-- WHAT IS EXPECTED --
Records follow. Select each line holding "excerpt".

-- PROVIDED DATA --
· · · · ·

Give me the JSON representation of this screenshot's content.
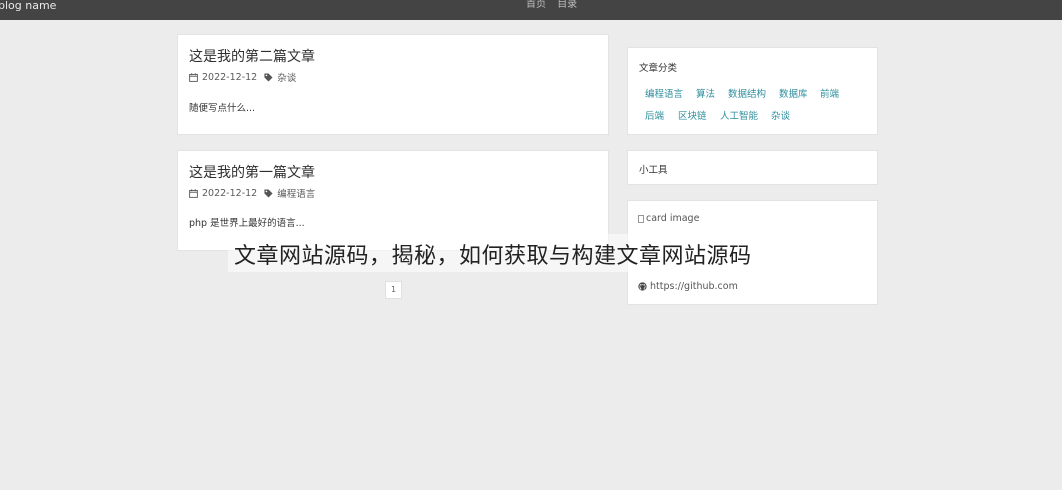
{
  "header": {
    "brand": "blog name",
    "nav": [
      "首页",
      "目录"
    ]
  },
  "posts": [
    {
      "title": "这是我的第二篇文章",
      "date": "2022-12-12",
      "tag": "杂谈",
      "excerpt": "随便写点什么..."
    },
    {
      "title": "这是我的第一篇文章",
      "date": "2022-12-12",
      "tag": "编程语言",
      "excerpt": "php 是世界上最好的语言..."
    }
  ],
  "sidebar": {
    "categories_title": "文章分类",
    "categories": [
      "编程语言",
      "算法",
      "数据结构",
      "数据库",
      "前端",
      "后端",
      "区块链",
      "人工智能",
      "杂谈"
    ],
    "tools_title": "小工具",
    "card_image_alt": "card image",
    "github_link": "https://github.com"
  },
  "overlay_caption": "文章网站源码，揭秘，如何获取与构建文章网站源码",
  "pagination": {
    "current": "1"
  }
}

· · · · ·

-- RESULT BELOW --
      "excerpt": "随便写点什么..."
      "excerpt": "php 是世界上最好的语言..."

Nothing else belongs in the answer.